* SHORT PROBLEM: Copy the lines below word for word, from the first one through the line that contains "paragraph: For sinklegeringer".

* GIVEN ENTRIES:
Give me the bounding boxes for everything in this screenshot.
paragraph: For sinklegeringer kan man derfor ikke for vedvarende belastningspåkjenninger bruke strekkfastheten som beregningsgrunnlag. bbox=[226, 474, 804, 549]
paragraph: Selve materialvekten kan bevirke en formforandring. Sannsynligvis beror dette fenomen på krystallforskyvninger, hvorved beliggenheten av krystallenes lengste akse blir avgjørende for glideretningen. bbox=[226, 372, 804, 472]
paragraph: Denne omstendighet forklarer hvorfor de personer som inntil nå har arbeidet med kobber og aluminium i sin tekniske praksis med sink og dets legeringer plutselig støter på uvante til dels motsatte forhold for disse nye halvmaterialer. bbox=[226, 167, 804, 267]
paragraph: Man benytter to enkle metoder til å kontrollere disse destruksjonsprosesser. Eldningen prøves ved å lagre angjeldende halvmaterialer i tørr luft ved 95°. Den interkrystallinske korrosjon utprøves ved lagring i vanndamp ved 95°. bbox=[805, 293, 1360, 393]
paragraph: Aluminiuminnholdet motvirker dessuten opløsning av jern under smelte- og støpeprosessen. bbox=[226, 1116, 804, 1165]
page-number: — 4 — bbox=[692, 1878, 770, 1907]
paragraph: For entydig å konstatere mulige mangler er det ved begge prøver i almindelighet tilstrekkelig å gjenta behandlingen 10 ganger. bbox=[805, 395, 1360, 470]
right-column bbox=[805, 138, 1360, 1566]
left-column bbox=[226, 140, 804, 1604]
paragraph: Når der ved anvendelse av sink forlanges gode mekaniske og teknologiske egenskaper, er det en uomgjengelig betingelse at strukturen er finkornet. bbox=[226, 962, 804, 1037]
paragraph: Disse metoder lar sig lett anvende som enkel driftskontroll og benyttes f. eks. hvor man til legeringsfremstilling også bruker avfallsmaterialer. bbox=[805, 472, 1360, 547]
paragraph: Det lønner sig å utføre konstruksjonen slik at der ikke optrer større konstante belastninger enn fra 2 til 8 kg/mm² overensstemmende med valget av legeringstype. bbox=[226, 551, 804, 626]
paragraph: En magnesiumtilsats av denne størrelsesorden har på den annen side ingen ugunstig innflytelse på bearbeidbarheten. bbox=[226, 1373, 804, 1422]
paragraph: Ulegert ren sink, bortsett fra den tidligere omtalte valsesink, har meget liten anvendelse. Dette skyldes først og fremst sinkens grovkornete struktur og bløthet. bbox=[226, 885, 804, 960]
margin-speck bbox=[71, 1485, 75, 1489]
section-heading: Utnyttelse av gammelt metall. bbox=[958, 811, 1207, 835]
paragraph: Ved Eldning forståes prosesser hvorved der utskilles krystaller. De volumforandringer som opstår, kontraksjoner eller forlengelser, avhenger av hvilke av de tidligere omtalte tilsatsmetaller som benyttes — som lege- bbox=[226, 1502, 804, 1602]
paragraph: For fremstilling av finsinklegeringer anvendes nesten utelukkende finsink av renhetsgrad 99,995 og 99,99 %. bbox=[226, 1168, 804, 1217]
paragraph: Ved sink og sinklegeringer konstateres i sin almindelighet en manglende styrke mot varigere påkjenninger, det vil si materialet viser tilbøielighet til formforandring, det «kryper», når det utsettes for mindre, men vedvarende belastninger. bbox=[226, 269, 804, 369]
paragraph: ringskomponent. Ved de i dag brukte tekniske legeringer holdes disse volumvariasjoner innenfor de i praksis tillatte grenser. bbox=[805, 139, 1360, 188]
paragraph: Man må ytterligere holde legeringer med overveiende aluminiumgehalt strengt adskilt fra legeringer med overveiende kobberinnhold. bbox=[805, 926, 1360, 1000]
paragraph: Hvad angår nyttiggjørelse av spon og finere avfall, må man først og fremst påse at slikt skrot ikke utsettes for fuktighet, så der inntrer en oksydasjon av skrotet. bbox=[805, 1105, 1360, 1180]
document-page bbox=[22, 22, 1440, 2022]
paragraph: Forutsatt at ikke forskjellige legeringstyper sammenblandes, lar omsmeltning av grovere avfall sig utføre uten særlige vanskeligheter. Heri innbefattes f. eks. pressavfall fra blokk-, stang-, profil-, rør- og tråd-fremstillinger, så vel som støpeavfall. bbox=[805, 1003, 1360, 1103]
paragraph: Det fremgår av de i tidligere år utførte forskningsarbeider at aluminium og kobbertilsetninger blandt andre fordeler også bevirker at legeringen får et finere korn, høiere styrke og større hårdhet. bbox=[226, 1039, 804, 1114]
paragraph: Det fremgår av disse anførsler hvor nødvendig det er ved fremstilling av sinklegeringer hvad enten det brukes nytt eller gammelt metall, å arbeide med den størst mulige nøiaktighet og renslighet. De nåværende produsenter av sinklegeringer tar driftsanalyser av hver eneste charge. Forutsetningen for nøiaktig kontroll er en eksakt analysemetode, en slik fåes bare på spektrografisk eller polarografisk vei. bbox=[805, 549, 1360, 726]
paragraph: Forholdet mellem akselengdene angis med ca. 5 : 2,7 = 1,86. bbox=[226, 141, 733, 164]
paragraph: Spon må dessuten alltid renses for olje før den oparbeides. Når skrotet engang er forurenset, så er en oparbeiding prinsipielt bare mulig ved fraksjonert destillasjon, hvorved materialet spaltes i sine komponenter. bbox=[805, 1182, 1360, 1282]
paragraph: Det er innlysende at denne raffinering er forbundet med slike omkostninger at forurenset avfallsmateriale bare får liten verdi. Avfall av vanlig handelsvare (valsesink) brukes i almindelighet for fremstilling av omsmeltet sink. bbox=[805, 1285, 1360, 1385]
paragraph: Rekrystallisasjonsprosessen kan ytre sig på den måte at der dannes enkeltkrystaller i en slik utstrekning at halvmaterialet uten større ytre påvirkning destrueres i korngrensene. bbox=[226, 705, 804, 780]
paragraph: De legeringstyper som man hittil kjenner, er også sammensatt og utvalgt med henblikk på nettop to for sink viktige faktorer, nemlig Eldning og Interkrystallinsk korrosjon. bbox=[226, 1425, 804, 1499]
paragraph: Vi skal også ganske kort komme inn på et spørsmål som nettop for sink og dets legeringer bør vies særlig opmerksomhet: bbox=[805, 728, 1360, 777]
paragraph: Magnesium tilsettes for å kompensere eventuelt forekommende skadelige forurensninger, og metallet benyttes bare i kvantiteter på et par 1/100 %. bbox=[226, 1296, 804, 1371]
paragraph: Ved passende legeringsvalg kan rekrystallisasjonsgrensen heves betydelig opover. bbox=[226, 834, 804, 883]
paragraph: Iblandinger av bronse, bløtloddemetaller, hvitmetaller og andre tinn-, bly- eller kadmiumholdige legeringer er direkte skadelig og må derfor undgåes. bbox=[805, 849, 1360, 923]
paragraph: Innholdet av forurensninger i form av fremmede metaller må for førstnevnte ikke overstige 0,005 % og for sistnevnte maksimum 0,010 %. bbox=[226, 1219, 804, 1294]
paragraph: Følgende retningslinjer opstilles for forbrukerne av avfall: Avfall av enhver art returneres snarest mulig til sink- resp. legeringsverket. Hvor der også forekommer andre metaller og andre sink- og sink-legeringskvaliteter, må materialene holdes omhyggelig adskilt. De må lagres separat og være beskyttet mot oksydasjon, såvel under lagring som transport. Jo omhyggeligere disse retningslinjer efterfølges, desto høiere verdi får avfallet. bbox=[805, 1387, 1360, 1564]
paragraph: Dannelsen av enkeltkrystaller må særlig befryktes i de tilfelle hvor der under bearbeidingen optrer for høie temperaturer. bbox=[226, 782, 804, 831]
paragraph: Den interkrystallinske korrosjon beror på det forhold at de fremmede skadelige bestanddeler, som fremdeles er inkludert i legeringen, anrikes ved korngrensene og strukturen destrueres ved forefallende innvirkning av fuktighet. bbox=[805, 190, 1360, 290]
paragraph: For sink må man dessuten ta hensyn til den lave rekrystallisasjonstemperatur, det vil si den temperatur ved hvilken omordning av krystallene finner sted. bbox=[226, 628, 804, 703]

* EXPECTED ANSWER:
Give me the bounding boxes for everything in this screenshot.
paragraph: For sinklegeringer kan man derfor ikke for vedvarende belastningspåkjenninger bruke strekkfastheten som beregningsgrunnlag. bbox=[226, 474, 804, 549]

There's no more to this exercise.